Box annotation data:
● ● ●

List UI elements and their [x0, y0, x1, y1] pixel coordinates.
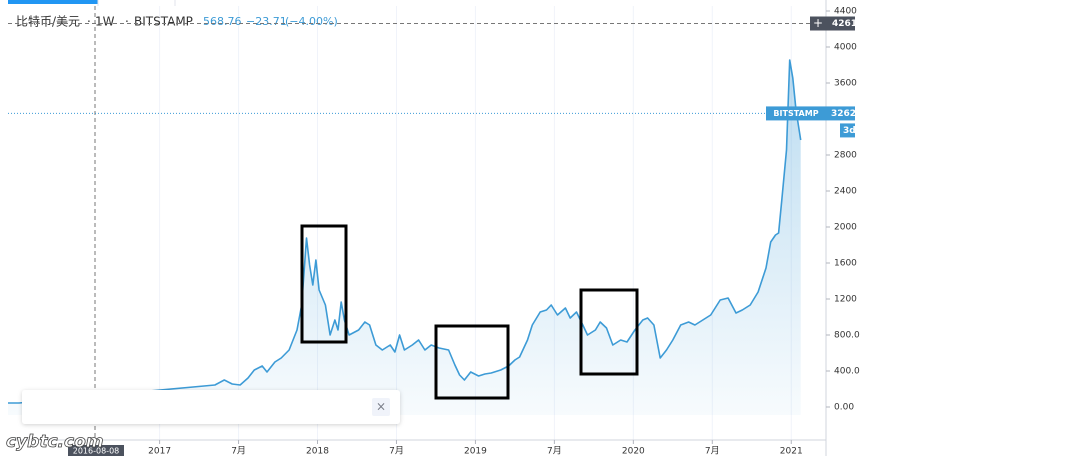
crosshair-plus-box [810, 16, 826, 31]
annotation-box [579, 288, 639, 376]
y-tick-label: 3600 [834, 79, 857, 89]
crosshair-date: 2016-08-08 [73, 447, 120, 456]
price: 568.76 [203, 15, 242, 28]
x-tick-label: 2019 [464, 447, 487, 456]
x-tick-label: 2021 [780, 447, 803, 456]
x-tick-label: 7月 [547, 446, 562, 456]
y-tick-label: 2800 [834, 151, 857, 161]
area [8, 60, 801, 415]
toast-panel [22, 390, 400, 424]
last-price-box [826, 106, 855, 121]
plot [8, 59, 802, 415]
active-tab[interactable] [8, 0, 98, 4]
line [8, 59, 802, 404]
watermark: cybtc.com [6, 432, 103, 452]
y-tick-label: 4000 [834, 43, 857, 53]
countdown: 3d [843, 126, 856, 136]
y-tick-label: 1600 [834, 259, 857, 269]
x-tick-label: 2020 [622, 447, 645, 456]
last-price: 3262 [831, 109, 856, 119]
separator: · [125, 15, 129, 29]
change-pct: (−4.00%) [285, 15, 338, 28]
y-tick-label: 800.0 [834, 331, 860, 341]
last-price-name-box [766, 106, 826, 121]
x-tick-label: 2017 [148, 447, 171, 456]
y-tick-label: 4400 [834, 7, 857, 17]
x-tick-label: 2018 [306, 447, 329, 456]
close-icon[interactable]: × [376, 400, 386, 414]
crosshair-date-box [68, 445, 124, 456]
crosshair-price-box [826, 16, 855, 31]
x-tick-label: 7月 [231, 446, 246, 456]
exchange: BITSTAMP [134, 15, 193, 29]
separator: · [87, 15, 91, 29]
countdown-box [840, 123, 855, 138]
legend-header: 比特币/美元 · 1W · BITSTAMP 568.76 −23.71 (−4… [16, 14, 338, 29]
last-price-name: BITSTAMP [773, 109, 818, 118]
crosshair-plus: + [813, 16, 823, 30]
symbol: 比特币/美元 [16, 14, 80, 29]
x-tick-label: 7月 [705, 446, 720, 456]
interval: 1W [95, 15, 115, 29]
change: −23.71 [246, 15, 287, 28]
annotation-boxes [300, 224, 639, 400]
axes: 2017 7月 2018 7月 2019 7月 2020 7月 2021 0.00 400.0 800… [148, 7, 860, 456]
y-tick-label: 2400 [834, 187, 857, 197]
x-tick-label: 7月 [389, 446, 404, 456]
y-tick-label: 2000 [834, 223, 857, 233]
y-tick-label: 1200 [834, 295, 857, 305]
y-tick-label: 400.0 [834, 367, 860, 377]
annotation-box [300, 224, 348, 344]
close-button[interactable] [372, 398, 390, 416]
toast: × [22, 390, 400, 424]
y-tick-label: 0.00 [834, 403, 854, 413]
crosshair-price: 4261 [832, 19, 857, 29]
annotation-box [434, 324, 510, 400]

● ● ●

Prompt - Set down every line of the records above verbatim, leaving out the pictures.

Response to the exercise -
List UI elements and their [x0, y0, x1, y1] pixel coordinates.
crosshair-plus-box [810, 16, 826, 31]
annotation-box [579, 288, 639, 376]
y-tick-label: 3600 [834, 79, 857, 89]
crosshair-date: 2016-08-08 [73, 447, 120, 456]
price: 568.76 [203, 15, 242, 28]
x-tick-label: 2019 [464, 447, 487, 456]
x-tick-label: 2021 [780, 447, 803, 456]
x-tick-label: 7月 [547, 446, 562, 456]
y-tick-label: 2800 [834, 151, 857, 161]
area [8, 60, 801, 415]
toast-panel [22, 390, 400, 424]
last-price-box [826, 106, 855, 121]
plot [8, 59, 802, 415]
active-tab[interactable] [8, 0, 98, 4]
line [8, 59, 802, 404]
watermark: cybtc.com [6, 432, 103, 452]
y-tick-label: 4000 [834, 43, 857, 53]
countdown: 3d [843, 126, 856, 136]
y-tick-label: 1600 [834, 259, 857, 269]
x-tick-label: 2020 [622, 447, 645, 456]
last-price: 3262 [831, 109, 856, 119]
separator: · [125, 15, 129, 29]
change-pct: (−4.00%) [285, 15, 338, 28]
y-tick-label: 800.0 [834, 331, 860, 341]
last-price-name-box [766, 106, 826, 121]
x-tick-label: 2017 [148, 447, 171, 456]
y-tick-label: 4400 [834, 7, 857, 17]
x-tick-label: 2018 [306, 447, 329, 456]
close-icon[interactable]: × [376, 400, 386, 414]
crosshair-date-box [68, 445, 124, 456]
crosshair-price-box [826, 16, 855, 31]
x-tick-label: 7月 [231, 446, 246, 456]
exchange: BITSTAMP [134, 15, 193, 29]
separator: · [87, 15, 91, 29]
countdown-box [840, 123, 855, 138]
legend-header: 比特币/美元 · 1W · BITSTAMP 568.76 −23.71 (−4… [16, 14, 338, 29]
last-price-name: BITSTAMP [773, 109, 818, 118]
crosshair-plus: + [813, 16, 823, 30]
symbol: 比特币/美元 [16, 14, 80, 29]
x-tick-label: 7月 [705, 446, 720, 456]
interval: 1W [95, 15, 115, 29]
change: −23.71 [246, 15, 287, 28]
annotation-boxes [300, 224, 639, 400]
axes: 2017 7月 2018 7月 2019 7月 2020 7月 2021 0.00 400.0 800… [148, 7, 860, 456]
y-tick-label: 2400 [834, 187, 857, 197]
x-tick-label: 7月 [389, 446, 404, 456]
y-tick-label: 2000 [834, 223, 857, 233]
y-tick-label: 1200 [834, 295, 857, 305]
y-tick-label: 400.0 [834, 367, 860, 377]
annotation-box [300, 224, 348, 344]
close-button[interactable] [372, 398, 390, 416]
toast: × [22, 390, 400, 424]
y-tick-label: 0.00 [834, 403, 854, 413]
crosshair-price: 4261 [832, 19, 857, 29]
annotation-box [434, 324, 510, 400]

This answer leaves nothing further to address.